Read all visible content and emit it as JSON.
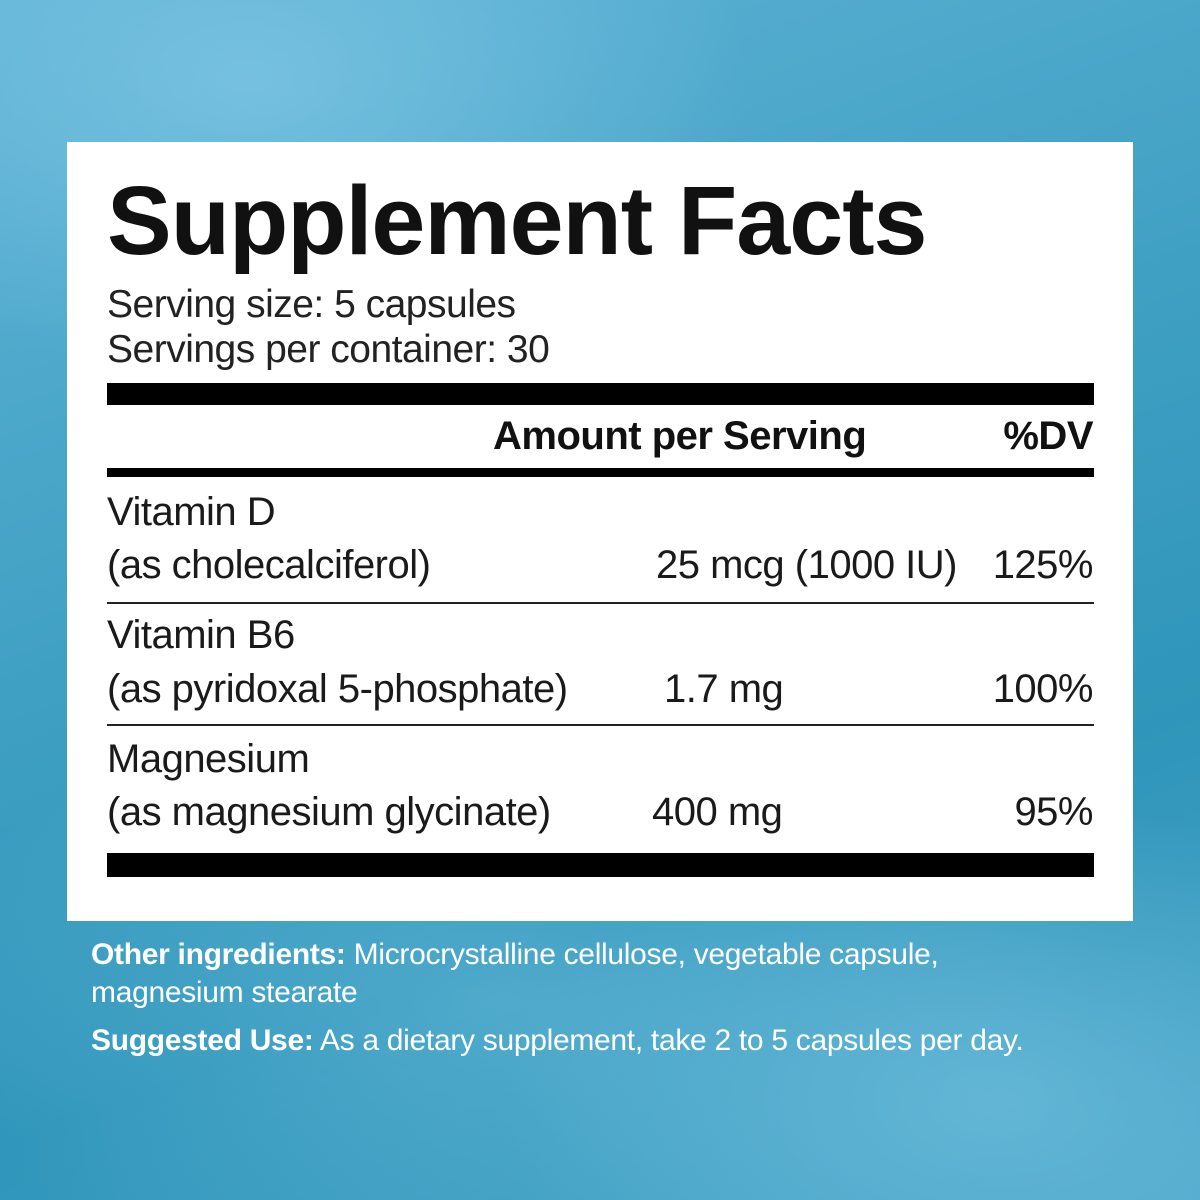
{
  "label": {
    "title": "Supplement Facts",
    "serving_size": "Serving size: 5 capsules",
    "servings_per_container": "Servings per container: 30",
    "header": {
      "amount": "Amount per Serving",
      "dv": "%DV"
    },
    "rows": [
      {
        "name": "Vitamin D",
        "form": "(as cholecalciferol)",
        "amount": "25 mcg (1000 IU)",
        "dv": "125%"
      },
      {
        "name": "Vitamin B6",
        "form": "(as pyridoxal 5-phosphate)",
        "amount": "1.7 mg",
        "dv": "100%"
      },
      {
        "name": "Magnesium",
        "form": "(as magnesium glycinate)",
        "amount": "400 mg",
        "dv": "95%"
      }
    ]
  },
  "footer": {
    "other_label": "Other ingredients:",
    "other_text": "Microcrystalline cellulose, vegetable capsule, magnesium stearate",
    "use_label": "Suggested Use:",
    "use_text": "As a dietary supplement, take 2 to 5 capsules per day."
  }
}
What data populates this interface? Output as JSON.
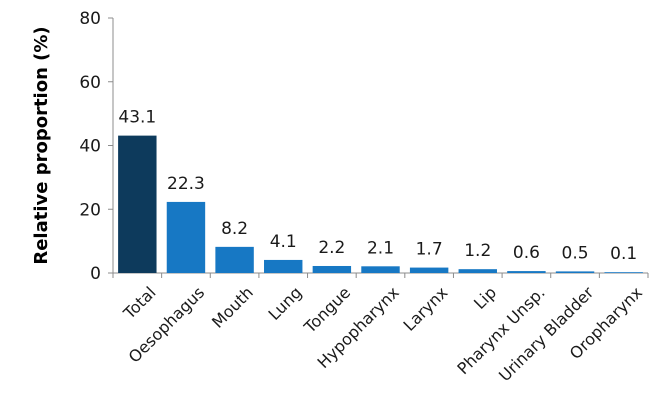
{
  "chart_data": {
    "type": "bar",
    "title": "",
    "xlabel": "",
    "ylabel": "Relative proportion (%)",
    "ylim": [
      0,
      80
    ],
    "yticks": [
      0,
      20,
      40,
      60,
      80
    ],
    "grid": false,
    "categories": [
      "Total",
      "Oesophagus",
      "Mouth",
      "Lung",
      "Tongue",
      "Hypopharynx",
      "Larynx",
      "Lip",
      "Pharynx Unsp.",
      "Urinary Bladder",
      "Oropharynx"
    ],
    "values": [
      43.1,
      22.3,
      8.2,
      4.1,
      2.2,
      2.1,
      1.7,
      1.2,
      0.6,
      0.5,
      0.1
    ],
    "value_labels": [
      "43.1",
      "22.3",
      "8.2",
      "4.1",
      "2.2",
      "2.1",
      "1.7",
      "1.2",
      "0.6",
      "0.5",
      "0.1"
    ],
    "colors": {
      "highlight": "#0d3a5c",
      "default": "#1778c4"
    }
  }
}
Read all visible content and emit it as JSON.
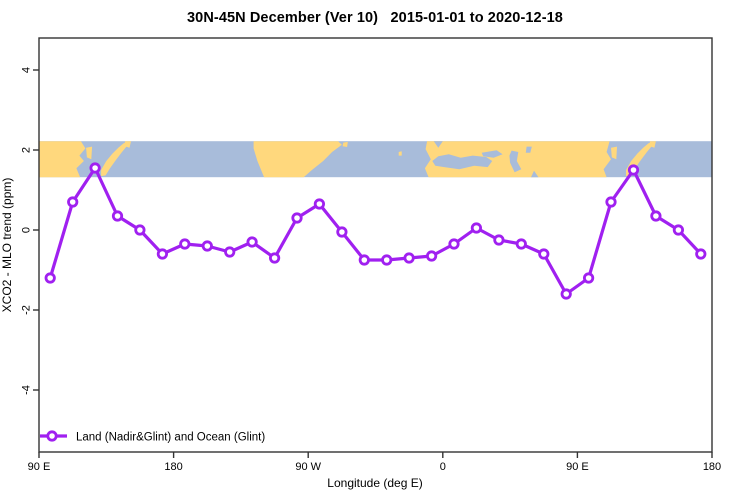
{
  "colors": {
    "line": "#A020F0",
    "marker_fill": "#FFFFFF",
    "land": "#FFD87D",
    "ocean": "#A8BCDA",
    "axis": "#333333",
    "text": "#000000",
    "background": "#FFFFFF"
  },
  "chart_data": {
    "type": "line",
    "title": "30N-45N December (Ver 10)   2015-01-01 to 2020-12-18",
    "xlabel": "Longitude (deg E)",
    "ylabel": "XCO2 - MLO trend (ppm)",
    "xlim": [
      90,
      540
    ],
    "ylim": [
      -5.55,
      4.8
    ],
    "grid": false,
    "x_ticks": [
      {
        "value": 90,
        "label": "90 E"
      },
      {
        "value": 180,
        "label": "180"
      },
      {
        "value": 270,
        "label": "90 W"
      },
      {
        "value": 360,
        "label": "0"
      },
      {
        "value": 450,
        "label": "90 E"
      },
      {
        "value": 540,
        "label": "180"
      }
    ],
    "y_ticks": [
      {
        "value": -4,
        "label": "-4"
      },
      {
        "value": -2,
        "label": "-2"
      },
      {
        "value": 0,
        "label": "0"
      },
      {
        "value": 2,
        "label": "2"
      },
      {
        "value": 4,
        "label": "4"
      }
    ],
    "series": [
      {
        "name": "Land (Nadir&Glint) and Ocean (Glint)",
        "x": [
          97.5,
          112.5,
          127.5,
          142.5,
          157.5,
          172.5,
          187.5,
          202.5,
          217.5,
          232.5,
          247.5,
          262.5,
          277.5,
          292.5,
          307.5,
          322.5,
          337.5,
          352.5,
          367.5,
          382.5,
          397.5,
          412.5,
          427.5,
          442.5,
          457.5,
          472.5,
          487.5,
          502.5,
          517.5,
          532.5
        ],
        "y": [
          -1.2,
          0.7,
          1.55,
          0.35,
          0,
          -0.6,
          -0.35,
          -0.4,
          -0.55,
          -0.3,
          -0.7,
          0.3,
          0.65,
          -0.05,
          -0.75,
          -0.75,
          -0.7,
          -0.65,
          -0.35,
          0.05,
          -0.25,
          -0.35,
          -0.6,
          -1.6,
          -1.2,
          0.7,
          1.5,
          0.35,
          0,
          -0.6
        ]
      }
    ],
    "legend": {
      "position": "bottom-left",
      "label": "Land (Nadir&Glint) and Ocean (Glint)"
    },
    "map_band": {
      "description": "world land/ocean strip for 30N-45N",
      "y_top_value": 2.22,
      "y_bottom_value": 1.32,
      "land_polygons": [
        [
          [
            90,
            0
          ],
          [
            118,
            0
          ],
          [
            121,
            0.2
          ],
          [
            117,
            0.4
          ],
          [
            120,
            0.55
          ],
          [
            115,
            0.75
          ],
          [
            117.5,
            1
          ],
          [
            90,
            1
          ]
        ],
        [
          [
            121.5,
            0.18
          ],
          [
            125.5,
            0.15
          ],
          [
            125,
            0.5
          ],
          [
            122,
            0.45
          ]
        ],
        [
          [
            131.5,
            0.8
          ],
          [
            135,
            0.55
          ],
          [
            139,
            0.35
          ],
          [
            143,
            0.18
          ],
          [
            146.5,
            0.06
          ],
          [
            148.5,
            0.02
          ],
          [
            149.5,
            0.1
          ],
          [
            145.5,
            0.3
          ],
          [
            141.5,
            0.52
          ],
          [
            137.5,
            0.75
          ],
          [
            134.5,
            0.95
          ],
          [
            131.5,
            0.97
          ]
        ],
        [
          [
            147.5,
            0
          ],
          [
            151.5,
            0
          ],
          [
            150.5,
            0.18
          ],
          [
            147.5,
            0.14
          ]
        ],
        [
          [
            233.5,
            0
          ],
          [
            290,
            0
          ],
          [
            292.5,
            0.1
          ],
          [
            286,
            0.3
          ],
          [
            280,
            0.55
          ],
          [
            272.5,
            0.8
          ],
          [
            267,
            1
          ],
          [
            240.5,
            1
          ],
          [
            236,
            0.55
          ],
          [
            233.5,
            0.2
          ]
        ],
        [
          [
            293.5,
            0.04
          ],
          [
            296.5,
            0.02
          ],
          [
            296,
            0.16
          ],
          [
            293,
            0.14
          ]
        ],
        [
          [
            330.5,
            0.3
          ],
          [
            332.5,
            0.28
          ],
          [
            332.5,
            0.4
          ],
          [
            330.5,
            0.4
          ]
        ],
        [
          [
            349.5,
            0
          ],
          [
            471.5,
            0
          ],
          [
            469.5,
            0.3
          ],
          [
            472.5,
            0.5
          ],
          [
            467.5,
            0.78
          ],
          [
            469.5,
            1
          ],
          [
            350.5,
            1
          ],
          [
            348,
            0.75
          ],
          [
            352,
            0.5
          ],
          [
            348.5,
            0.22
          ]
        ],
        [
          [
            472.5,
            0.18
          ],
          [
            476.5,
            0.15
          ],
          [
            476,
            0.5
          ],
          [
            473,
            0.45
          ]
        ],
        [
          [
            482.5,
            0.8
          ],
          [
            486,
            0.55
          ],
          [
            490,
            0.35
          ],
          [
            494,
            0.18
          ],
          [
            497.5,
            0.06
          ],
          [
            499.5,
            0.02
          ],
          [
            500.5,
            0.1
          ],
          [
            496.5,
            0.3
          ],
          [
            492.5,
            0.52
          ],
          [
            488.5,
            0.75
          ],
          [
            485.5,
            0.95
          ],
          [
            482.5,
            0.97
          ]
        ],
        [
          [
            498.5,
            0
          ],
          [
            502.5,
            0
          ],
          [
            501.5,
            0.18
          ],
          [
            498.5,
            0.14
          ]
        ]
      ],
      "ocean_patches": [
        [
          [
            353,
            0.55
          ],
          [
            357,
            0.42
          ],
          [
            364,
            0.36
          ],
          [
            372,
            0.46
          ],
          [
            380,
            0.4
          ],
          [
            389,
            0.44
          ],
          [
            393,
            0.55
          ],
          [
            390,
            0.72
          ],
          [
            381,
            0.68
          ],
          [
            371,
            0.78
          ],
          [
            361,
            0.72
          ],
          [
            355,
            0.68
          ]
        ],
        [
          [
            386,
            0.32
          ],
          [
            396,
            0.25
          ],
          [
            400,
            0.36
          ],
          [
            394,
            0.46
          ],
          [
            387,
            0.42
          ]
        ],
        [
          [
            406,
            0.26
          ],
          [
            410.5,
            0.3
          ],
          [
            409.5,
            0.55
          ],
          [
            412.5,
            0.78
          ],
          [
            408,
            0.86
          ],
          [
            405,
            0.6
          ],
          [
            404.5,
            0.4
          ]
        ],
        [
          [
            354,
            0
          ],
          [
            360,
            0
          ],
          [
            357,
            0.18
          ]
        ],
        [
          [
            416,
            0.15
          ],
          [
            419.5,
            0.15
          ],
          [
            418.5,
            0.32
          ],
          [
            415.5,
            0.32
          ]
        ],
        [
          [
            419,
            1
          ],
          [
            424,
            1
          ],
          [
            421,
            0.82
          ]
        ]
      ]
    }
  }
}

* _WHAT THE EXERCISE ASKS_
Find the lines containing "amount" and pull them out.

* _RIGHT ANSWER_
      "amount": "Amount per Serving",
        "amount": "25 mcg (1000 IU)",
        "amount": "1.7 mg",
        "amount": "400 mg",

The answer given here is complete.